─── Material supplied ───

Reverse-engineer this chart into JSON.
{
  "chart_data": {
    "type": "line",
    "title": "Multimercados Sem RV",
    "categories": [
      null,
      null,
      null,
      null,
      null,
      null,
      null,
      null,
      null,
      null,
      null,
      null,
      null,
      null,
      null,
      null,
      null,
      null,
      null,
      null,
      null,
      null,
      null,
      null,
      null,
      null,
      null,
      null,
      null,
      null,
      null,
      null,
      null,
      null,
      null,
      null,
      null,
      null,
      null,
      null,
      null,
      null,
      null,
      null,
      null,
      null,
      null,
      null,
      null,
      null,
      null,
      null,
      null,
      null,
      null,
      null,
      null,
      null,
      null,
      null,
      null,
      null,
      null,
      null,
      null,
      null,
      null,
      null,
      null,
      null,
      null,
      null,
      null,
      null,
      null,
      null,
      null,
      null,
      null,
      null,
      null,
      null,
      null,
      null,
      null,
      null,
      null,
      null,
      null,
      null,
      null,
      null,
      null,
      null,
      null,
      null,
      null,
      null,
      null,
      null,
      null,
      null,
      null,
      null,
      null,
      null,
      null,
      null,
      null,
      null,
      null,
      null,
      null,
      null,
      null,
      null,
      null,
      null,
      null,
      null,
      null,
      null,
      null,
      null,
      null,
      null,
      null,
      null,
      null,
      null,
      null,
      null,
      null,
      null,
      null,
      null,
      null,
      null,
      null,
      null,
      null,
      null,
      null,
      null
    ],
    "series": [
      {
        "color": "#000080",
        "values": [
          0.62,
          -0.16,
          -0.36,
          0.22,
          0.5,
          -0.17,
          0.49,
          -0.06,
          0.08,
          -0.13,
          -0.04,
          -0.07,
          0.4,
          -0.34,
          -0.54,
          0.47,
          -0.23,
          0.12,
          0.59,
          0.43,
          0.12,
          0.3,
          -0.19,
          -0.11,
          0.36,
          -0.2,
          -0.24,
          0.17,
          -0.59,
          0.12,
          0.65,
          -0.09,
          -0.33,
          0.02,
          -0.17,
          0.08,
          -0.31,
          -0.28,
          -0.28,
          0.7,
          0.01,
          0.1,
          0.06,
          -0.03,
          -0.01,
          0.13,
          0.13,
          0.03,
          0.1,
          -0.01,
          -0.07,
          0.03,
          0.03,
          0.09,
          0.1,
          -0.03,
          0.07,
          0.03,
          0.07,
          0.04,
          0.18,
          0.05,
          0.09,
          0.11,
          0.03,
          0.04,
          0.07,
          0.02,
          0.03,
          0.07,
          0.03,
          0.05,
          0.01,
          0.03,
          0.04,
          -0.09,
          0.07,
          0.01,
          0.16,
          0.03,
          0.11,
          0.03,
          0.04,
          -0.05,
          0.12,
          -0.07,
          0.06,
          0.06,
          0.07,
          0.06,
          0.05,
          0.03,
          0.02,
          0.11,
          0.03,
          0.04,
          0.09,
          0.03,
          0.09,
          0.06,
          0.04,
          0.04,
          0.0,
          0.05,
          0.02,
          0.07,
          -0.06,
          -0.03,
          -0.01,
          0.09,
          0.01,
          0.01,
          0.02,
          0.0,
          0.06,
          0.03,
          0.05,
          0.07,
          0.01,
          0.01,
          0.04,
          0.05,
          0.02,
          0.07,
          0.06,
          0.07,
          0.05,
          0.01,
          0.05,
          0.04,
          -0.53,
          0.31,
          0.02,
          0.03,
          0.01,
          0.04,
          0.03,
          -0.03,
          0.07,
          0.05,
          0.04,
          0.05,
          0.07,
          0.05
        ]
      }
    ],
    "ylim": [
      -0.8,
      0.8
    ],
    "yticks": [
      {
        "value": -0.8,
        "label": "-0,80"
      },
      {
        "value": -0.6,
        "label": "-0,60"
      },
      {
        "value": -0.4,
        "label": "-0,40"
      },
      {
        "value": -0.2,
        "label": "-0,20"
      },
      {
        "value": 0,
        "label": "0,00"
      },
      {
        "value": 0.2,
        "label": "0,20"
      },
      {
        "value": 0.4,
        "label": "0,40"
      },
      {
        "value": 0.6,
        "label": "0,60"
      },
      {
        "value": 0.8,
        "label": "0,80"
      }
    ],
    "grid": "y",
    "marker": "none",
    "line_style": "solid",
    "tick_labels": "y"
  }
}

───
─── Material supplied ───

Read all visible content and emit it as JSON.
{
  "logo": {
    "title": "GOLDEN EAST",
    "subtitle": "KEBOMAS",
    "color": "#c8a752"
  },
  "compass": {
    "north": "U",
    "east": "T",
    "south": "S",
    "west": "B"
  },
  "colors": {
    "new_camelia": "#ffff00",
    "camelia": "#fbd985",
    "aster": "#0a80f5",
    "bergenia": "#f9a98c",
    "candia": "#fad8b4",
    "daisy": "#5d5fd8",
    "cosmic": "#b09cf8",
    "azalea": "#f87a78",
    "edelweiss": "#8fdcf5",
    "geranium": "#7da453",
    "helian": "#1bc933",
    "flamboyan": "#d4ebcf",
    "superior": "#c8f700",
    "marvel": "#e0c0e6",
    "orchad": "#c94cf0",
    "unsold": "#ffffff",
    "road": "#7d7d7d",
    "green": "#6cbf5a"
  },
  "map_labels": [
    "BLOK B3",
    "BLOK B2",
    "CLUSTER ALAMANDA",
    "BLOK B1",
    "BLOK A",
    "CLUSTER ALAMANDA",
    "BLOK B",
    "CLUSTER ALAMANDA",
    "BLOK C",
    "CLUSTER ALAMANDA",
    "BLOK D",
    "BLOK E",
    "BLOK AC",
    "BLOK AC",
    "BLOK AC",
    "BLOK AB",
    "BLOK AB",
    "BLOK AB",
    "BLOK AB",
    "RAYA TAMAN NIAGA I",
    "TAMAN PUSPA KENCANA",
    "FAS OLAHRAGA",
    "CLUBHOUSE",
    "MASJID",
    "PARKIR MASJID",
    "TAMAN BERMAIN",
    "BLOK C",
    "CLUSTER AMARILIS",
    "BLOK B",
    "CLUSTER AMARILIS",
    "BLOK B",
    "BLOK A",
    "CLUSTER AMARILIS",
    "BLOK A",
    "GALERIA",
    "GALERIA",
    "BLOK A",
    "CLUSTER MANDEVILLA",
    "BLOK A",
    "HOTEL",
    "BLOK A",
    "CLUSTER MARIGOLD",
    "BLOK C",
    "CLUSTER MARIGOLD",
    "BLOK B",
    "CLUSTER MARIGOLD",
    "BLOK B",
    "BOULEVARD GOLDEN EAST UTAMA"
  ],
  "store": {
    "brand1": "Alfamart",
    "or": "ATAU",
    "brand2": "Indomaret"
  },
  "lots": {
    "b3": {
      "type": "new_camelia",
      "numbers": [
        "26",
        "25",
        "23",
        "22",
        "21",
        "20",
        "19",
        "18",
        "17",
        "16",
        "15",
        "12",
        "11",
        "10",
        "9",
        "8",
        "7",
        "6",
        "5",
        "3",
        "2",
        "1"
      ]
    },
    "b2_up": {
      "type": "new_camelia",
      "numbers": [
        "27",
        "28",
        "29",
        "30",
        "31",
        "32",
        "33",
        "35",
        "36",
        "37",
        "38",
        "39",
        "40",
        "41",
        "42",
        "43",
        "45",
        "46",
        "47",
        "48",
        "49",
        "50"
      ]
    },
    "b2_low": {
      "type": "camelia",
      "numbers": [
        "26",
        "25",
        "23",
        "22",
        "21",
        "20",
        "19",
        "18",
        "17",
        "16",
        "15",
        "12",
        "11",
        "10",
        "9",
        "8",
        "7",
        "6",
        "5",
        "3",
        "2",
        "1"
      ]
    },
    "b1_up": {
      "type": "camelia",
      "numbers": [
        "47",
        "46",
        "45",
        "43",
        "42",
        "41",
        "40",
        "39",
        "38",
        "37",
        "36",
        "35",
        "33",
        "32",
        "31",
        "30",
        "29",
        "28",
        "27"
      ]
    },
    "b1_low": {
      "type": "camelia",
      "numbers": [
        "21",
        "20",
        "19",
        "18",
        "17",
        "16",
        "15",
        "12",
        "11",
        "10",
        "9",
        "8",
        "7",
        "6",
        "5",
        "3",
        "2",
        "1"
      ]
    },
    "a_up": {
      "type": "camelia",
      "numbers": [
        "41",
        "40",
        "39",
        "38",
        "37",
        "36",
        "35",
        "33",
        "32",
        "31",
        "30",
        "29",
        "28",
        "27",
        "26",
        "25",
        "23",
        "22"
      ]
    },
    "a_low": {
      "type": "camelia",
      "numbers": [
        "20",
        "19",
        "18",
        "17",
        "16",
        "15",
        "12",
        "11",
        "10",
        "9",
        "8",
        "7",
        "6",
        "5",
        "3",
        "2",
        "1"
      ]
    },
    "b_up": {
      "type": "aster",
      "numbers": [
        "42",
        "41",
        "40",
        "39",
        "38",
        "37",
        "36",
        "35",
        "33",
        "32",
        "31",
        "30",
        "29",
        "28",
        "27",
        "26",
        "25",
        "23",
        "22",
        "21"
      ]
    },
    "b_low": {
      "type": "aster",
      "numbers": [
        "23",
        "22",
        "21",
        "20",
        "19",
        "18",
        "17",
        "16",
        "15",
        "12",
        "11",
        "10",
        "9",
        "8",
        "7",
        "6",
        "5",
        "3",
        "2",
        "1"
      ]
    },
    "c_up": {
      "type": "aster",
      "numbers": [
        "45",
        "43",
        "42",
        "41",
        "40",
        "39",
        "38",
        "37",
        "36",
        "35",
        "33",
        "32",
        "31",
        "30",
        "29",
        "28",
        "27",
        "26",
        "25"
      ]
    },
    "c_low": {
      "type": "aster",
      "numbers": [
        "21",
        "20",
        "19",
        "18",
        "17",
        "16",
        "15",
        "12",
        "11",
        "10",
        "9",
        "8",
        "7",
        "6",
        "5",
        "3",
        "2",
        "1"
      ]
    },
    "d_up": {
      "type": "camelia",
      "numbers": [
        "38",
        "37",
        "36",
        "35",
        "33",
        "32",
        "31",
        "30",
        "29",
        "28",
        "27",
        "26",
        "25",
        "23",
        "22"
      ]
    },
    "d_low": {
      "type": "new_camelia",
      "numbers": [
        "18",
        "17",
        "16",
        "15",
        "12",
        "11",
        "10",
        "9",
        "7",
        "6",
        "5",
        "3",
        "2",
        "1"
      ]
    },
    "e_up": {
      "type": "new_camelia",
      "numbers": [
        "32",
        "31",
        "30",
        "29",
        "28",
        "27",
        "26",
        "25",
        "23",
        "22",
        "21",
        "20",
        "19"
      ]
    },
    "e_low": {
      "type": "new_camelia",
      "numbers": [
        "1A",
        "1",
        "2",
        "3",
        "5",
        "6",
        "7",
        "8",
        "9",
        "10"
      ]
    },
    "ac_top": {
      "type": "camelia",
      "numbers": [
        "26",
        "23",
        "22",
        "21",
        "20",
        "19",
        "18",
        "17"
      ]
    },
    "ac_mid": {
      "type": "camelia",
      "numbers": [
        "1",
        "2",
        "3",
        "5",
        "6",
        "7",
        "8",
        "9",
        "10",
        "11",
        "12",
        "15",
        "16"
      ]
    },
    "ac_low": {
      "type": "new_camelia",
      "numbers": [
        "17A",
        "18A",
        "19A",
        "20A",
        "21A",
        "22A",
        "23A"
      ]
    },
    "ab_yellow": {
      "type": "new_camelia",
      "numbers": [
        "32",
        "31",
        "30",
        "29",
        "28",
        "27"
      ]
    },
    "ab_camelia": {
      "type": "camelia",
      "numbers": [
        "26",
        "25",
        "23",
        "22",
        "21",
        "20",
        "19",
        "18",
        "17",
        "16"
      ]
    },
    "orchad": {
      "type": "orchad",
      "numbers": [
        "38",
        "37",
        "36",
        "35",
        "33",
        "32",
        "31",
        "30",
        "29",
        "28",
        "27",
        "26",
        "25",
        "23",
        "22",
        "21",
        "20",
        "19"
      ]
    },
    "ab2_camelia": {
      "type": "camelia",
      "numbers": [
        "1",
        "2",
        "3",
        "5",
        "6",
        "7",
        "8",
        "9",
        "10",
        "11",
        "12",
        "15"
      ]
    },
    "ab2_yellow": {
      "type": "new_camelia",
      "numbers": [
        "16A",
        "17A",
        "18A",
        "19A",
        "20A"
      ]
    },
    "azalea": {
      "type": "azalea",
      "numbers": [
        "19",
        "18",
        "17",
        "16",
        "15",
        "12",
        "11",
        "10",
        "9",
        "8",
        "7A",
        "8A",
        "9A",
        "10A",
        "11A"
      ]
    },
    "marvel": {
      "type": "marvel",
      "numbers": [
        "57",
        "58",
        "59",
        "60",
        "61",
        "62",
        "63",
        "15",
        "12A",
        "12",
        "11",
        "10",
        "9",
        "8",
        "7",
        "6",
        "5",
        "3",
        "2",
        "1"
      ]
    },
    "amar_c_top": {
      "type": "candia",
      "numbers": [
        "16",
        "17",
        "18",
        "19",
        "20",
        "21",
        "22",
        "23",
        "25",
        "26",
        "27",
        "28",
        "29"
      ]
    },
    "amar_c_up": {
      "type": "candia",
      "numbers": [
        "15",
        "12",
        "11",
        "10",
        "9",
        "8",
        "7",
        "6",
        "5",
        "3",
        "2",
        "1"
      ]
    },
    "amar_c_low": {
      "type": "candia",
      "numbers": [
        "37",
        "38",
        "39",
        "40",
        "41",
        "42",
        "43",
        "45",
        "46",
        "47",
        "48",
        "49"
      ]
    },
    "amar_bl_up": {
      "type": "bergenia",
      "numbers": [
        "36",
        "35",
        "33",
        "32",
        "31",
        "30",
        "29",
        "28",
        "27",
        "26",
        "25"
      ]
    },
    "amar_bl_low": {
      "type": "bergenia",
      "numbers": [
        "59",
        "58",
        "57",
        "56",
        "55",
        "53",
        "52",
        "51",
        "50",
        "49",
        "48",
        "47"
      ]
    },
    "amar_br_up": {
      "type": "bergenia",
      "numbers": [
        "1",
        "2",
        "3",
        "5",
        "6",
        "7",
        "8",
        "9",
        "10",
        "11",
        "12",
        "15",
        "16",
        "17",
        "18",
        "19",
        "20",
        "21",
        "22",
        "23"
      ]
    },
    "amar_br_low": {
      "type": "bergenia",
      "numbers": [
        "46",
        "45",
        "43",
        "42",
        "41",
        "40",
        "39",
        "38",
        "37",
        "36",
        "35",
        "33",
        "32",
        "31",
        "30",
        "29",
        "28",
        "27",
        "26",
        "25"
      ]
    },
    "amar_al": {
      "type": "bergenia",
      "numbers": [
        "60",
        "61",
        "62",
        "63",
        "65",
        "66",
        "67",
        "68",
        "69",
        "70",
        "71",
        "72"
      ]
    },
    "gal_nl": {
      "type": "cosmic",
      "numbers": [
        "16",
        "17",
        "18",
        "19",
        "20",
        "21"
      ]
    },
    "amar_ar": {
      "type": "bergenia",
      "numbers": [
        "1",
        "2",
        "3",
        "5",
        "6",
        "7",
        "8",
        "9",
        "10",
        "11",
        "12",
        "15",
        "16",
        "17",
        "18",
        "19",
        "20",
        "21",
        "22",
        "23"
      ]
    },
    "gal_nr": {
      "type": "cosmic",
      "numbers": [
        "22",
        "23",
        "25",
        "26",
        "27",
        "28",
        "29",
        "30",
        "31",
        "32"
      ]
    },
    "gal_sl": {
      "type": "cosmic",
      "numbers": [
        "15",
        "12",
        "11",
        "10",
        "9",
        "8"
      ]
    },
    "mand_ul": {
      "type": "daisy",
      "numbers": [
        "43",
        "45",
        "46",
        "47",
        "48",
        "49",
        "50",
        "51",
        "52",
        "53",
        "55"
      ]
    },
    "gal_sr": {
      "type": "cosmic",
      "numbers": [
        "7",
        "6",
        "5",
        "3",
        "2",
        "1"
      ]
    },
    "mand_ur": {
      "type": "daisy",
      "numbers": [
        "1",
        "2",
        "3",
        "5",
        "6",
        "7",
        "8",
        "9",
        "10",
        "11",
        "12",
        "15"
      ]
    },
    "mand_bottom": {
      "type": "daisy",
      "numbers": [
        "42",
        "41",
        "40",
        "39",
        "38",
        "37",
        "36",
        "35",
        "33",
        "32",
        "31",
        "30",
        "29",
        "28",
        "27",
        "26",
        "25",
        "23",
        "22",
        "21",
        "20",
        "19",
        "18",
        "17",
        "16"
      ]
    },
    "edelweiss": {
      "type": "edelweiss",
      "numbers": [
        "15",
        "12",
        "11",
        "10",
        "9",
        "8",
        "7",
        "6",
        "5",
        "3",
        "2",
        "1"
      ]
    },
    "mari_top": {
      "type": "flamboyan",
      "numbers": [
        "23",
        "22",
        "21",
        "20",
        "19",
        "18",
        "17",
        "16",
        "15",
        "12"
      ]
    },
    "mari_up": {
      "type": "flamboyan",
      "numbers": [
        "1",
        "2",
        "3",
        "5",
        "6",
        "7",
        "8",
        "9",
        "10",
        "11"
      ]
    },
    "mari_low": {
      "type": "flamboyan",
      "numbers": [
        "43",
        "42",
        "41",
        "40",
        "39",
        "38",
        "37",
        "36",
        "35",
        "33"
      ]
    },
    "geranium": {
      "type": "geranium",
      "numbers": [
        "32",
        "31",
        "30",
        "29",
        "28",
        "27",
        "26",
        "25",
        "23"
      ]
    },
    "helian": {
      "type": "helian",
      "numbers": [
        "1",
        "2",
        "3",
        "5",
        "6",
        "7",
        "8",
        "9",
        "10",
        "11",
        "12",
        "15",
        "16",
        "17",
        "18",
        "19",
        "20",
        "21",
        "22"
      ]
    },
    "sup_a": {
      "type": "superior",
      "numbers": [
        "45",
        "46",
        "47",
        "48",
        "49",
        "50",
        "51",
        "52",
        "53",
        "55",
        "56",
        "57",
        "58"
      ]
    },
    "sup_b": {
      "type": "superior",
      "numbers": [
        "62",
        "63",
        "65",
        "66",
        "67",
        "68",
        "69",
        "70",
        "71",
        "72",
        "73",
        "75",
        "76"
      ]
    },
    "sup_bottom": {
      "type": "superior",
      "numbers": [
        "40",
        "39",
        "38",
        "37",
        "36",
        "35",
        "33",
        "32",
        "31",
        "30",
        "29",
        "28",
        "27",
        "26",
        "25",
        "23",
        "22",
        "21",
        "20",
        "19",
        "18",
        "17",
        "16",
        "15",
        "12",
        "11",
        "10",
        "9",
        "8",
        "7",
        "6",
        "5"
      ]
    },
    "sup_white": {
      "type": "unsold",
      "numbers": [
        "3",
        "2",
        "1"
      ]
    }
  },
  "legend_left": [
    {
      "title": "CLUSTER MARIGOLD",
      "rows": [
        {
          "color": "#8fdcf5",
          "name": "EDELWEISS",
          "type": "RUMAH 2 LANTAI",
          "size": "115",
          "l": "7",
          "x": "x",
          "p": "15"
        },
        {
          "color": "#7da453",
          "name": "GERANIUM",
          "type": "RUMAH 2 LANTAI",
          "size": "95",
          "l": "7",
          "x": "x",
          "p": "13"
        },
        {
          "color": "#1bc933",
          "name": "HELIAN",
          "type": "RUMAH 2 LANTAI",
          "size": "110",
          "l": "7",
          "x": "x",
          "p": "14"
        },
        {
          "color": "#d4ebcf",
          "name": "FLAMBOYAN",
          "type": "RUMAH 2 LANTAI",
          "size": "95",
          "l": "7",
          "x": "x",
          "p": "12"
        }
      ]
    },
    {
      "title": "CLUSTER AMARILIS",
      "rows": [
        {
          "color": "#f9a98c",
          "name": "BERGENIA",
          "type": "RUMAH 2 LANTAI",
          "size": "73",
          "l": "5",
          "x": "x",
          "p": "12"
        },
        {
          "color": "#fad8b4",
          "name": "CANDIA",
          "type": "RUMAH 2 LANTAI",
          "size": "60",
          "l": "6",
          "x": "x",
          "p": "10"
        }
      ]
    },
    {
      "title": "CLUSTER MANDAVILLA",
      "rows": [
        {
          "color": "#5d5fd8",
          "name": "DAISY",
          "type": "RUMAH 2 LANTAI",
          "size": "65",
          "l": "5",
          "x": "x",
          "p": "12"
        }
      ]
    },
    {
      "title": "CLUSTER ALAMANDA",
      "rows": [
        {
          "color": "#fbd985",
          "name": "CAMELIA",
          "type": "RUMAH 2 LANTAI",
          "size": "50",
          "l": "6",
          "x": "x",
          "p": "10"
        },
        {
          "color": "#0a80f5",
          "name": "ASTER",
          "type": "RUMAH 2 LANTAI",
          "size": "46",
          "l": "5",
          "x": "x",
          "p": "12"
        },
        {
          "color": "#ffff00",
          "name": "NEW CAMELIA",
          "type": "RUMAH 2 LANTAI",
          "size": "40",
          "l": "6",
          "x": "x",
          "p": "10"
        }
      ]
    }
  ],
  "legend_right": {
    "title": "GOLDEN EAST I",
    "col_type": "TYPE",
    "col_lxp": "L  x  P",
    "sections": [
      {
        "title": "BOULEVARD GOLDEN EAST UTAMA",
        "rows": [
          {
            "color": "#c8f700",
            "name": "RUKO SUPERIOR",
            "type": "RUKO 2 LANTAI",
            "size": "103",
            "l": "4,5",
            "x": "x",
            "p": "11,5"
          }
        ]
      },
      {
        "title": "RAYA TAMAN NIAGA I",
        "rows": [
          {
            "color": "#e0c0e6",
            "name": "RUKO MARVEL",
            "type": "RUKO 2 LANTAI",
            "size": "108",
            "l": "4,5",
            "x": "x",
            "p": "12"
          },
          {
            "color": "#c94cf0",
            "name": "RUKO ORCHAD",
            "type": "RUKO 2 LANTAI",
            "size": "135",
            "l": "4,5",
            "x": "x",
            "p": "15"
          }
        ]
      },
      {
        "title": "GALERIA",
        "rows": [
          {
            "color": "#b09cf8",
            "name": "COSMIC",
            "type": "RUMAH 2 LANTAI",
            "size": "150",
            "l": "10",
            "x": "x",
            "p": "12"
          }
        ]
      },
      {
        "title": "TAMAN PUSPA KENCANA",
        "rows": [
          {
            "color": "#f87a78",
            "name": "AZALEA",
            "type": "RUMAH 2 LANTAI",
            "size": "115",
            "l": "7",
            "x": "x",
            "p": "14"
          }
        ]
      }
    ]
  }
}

───

What is asked: Tell how many lines hold the string "NIAGA", giving the number and nothing else.

Result for this exercise: 2